> DIRECTIONS:
a) List the categories of ready-to-use tools that the NLPUtilsBERT page says the package provides.
b) Summarize the NLPUtilsBERT page in two sentences.
c) Continue the NLPUtilsBERT package description from its last line.

> PAGE EXTRACT:
┌────────

# NLPUtilsBERT
Imagine you're a data scientist tasked with building a text classification model. You start by cleaning and exploring
the data, creating visualizations, training models, and evaluating performance. Each step requires writing boilerplate
code, debugging, and fine-tuning.
NLPUtilsBERT eliminates this pain by providing ready-to-use tools for:
Text EDA: Quickly generate insights like word frequency plots and word clouds.
Text Classification: Fine-tune pre-trained models with a few lines of code, saving hours of development.
Evaluation: Automatically generate key metrics like accuracy, F1 score, and confusion matrices.
With NLPUtilsBERT, you focus on the results, not the repetitive code. Whether you're a beginner or an experienced data
scientist, this package accelerates your workflow and ensures high-quality outcomes.
---
## Package Description
**NLPUtilsBERT** is a Python package for **text analysis** and **classification**, combining:
1. **Text Exploratory Data Analysis (EDA):** Tools to explore, visualize, and understand text data, including
tokenization, word frequency analysis, and visualizations (word clouds, bar charts).

└────────

> PROVIDED MATERIAL:
┌────────

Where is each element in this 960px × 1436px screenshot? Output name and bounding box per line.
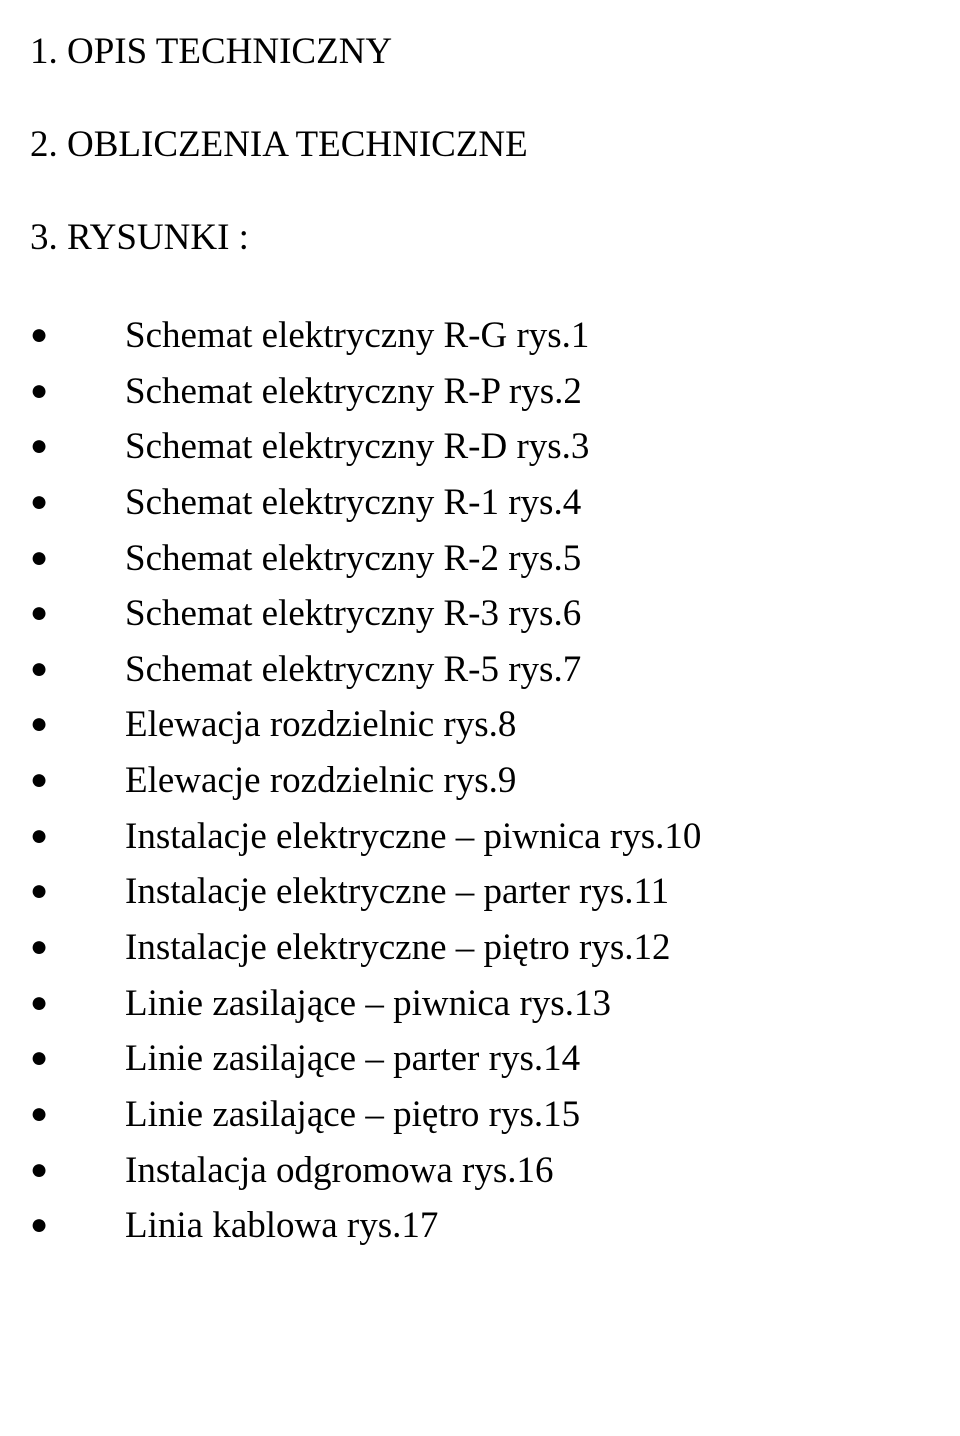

└────────

> ANSWERS FOR THE EXERCISE:
a)
Text EDA
Text Classification
Evaluation

b) NLPUtilsBERT is a Python package for text analysis and classification that offers ready-to-use tools for text exploratory data analysis, for fine-tuning pre-trained classification models with a few lines of code, and for automatically generating metrics such as accuracy, F1 score, and confusion matrices. It removes repetitive boilerplate code so that both beginners and experienced data scientists can focus on results and speed up their workflow.

c)
2. **Text Classification:** Simplifies text classification using **PyTorch** and **Hugging Face Transformers**, with
support for model training, evaluation, and predictions.
---
## Features
- **EDA:** Tokenization, word frequency analysis, word clouds, and visualizations.
- **Classification:** Fine-tune pre-trained models, early stopping, and checkpointing.
- **Evaluation Metrics:** Accuracy, F1 score, confusion matrix, and ROC curve.
- **Visualization:** Training loss, confusion matrix, and evaluation metric plots.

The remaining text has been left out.